> [Given instruction]:
Collect from the data below each line with "true".

> [Data section]:
╭──

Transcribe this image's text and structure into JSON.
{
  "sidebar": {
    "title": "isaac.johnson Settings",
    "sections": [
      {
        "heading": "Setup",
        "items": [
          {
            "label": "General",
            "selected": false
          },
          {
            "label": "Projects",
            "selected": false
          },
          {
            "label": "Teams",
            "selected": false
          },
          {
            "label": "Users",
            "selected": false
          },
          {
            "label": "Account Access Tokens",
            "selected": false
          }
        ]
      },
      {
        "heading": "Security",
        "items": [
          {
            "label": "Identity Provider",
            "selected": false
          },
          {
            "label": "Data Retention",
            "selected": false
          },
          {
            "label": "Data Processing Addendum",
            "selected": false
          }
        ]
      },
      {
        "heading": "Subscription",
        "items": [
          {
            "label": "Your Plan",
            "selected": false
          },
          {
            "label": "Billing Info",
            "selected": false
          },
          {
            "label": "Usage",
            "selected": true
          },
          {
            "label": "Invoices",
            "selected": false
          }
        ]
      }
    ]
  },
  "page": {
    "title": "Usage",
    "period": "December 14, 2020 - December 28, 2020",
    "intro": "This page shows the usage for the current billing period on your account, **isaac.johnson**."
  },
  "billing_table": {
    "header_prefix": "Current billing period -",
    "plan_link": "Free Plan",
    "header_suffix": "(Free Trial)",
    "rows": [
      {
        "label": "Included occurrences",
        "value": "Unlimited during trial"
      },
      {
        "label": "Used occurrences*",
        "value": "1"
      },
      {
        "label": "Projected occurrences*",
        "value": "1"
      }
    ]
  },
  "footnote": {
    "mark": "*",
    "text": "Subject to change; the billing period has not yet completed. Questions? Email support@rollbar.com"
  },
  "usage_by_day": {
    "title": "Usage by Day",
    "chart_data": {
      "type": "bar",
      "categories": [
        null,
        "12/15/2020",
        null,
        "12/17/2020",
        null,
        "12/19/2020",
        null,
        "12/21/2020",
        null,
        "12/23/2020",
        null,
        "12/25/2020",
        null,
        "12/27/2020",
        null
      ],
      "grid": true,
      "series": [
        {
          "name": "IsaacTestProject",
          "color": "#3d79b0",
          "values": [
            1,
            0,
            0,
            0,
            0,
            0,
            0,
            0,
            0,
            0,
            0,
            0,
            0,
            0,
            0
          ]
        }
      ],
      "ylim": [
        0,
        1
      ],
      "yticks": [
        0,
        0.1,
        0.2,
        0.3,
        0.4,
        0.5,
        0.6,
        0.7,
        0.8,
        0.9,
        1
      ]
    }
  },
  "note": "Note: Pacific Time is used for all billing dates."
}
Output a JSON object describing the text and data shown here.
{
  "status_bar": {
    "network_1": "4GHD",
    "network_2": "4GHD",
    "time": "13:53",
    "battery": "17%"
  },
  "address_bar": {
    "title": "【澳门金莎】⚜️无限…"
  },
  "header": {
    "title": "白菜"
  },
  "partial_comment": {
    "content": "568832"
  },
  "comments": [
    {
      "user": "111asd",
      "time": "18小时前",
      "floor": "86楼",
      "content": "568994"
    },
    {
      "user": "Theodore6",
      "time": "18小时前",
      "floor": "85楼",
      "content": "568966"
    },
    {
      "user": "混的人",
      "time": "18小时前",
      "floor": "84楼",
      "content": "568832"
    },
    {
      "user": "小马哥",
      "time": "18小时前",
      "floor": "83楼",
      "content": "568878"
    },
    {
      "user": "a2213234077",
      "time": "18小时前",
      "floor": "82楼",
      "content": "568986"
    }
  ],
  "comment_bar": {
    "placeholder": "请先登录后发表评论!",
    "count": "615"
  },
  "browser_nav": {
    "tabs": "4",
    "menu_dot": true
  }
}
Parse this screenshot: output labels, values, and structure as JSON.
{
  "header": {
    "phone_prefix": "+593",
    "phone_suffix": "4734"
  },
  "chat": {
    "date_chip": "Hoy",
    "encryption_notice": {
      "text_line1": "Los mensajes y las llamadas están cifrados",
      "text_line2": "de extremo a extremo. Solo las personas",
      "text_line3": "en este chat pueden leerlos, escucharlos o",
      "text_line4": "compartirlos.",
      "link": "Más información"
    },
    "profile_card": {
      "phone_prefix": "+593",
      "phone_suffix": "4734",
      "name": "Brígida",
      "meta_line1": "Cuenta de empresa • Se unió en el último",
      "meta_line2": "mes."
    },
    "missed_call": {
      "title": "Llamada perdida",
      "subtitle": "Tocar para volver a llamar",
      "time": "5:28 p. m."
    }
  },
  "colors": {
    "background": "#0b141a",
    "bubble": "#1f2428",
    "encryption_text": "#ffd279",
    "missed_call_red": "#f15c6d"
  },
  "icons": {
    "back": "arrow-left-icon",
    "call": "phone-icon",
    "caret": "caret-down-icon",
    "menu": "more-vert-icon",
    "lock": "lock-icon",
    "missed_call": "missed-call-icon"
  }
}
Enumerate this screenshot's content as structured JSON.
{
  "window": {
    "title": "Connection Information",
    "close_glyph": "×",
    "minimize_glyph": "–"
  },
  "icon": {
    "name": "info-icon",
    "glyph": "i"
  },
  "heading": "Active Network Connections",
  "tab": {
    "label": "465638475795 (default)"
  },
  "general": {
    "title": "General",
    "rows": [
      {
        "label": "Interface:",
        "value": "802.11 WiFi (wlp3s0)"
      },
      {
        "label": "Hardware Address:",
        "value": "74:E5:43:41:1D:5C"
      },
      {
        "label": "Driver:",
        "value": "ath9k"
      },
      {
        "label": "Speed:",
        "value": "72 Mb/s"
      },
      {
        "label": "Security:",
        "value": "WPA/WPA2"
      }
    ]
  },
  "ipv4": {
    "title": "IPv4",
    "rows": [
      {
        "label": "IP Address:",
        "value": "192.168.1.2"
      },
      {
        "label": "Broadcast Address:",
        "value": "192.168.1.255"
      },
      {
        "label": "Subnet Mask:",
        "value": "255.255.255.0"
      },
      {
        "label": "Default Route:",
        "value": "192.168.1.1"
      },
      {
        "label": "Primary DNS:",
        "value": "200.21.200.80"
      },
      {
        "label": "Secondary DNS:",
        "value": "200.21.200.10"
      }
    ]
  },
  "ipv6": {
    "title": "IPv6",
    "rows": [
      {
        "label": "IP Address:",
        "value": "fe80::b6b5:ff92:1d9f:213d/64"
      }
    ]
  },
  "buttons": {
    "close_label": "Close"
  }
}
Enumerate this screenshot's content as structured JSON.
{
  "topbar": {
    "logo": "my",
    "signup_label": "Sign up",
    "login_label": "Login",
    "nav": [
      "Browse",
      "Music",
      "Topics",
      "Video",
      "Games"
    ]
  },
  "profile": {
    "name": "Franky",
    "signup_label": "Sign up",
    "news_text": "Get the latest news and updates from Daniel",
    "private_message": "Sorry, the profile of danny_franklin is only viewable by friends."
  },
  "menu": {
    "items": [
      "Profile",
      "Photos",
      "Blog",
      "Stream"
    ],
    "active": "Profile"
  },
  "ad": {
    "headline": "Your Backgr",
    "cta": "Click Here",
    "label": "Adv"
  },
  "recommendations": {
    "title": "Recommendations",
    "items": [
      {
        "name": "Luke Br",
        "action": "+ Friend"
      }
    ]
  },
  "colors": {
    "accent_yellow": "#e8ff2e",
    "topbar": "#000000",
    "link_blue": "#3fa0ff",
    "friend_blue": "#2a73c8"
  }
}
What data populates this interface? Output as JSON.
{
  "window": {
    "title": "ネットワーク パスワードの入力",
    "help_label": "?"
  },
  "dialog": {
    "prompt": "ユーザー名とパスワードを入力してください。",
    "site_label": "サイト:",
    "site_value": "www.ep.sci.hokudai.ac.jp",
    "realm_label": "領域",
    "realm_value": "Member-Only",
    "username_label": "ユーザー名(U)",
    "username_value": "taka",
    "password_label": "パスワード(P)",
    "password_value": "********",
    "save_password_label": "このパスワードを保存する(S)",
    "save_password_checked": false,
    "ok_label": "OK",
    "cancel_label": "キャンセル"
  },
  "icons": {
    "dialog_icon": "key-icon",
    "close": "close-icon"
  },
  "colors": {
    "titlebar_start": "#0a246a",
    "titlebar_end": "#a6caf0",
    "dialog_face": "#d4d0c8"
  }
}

╰──

> [Task result]:
            "selected": true
      "grid": true,
    "menu_dot": true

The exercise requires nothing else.